Set problem: Write the material out again, line by line, exactly as it is.

---- Entries shown

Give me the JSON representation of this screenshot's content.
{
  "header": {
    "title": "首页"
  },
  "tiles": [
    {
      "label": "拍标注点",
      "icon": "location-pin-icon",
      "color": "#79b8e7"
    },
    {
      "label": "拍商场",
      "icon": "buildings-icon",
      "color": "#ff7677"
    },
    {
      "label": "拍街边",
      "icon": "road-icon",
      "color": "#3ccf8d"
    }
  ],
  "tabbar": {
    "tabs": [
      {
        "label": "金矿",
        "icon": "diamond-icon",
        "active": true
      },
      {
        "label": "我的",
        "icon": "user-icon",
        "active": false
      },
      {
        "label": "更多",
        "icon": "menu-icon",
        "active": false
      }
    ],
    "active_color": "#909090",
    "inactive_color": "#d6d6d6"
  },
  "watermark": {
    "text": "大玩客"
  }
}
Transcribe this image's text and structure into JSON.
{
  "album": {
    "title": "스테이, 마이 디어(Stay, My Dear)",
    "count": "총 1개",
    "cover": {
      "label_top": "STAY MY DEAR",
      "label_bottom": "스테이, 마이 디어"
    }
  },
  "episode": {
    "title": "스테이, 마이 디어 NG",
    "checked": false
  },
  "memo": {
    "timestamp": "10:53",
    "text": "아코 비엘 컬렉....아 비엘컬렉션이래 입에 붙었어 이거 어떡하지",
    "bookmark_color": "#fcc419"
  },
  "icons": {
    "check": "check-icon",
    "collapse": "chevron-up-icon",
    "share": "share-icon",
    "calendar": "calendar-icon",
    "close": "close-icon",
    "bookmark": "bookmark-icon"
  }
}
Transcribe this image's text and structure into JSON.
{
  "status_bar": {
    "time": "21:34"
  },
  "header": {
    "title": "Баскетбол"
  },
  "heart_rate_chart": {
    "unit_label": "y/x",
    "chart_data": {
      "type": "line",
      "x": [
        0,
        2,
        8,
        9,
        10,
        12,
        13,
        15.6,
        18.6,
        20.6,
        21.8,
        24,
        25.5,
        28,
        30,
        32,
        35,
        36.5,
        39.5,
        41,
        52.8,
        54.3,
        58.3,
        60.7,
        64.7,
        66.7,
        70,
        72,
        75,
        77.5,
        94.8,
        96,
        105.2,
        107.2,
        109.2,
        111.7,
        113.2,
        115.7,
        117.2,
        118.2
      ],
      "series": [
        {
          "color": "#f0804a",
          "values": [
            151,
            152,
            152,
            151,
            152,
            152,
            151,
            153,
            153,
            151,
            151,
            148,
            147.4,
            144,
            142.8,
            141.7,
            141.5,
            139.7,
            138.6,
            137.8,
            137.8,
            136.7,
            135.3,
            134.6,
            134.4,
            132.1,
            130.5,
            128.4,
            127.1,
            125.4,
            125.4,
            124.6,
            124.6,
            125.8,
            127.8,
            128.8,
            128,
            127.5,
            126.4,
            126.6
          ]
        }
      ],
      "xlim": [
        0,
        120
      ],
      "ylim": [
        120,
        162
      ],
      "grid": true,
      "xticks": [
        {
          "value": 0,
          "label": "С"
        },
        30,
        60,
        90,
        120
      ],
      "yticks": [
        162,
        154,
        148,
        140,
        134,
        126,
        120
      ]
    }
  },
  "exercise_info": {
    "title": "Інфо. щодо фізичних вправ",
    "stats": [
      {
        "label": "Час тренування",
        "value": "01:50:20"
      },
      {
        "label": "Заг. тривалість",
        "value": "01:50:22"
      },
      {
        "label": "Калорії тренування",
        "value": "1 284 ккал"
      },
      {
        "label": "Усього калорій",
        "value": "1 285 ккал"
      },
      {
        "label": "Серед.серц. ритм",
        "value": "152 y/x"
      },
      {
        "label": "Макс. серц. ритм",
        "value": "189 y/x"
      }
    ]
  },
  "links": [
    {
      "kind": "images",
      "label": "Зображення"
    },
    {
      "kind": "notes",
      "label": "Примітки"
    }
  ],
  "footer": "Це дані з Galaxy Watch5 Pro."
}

--------

Answer to this problem:
Give me the JSON representation of this screenshot's content.
{
  "header": {
    "title": "首页"
  },
  "tiles": [
    {
      "label": "拍标注点",
      "icon": "location-pin-icon",
      "color": "#79b8e7"
    },
    {
      "label": "拍商场",
      "icon": "buildings-icon",
      "color": "#ff7677"
    },
    {
      "label": "拍街边",
      "icon": "road-icon",
      "color": "#3ccf8d"
    }
  ],
  "tabbar": {
    "tabs": [
      {
        "label": "金矿",
        "icon": "diamond-icon",
        "active": true
      },
      {
        "label": "我的",
        "icon": "user-icon",
        "active": false
      },
      {
        "label": "更多",
        "icon": "menu-icon",
        "active": false
      }
    ],
    "active_color": "#909090",
    "inactive_color": "#d6d6d6"
  },
  "watermark": {
    "text": "大玩客"
  }
}
Transcribe this image's text and structure into JSON.
{
  "album": {
    "title": "스테이, 마이 디어(Stay, My Dear)",
    "count": "총 1개",
    "cover": {
      "label_top": "STAY MY DEAR",
      "label_bottom": "스테이, 마이 디어"
    }
  },
  "episode": {
    "title": "스테이, 마이 디어 NG",
    "checked": false
  },
  "memo": {
    "timestamp": "10:53",
    "text": "아코 비엘 컬렉....아 비엘컬렉션이래 입에 붙었어 이거 어떡하지",
    "bookmark_color": "#fcc419"
  },
  "icons": {
    "check": "check-icon",
    "collapse": "chevron-up-icon",
    "share": "share-icon",
    "calendar": "calendar-icon",
    "close": "close-icon",
    "bookmark": "bookmark-icon"
  }
}
Transcribe this image's text and structure into JSON.
{
  "status_bar": {
    "time": "21:34"
  },
  "header": {
    "title": "Баскетбол"
  },
  "heart_rate_chart": {
    "unit_label": "y/x",
    "chart_data": {
      "type": "line",
      "x": [
        0,
        2,
        8,
        9,
        10,
        12,
        13,
        15.6,
        18.6,
        20.6,
        21.8,
        24,
        25.5,
        28,
        30,
        32,
        35,
        36.5,
        39.5,
        41,
        52.8,
        54.3,
        58.3,
        60.7,
        64.7,
        66.7,
        70,
        72,
        75,
        77.5,
        94.8,
        96,
        105.2,
        107.2,
        109.2,
        111.7,
        113.2,
        115.7,
        117.2,
        118.2
      ],
      "series": [
        {
          "color": "#f0804a",
          "values": [
            151,
            152,
            152,
            151,
            152,
            152,
            151,
            153,
            153,
            151,
            151,
            148,
            147.4,
            144,
            142.8,
            141.7,
            141.5,
            139.7,
            138.6,
            137.8,
            137.8,
            136.7,
            135.3,
            134.6,
            134.4,
            132.1,
            130.5,
            128.4,
            127.1,
            125.4,
            125.4,
            124.6,
            124.6,
            125.8,
            127.8,
            128.8,
            128,
            127.5,
            126.4,
            126.6
          ]
        }
      ],
      "xlim": [
        0,
        120
      ],
      "ylim": [
        120,
        162
      ],
      "grid": true,
      "xticks": [
        {
          "value": 0,
          "label": "С"
        },
        30,
        60,
        90,
        120
      ],
      "yticks": [
        162,
        154,
        148,
        140,
        134,
        126,
        120
      ]
    }
  },
  "exercise_info": {
    "title": "Інфо. щодо фізичних вправ",
    "stats": [
      {
        "label": "Час тренування",
        "value": "01:50:20"
      },
      {
        "label": "Заг. тривалість",
        "value": "01:50:22"
      },
      {
        "label": "Калорії тренування",
        "value": "1 284 ккал"
      },
      {
        "label": "Усього калорій",
        "value": "1 285 ккал"
      },
      {
        "label": "Серед.серц. ритм",
        "value": "152 y/x"
      },
      {
        "label": "Макс. серц. ритм",
        "value": "189 y/x"
      }
    ]
  },
  "links": [
    {
      "kind": "images",
      "label": "Зображення"
    },
    {
      "kind": "notes",
      "label": "Примітки"
    }
  ],
  "footer": "Це дані з Galaxy Watch5 Pro."
}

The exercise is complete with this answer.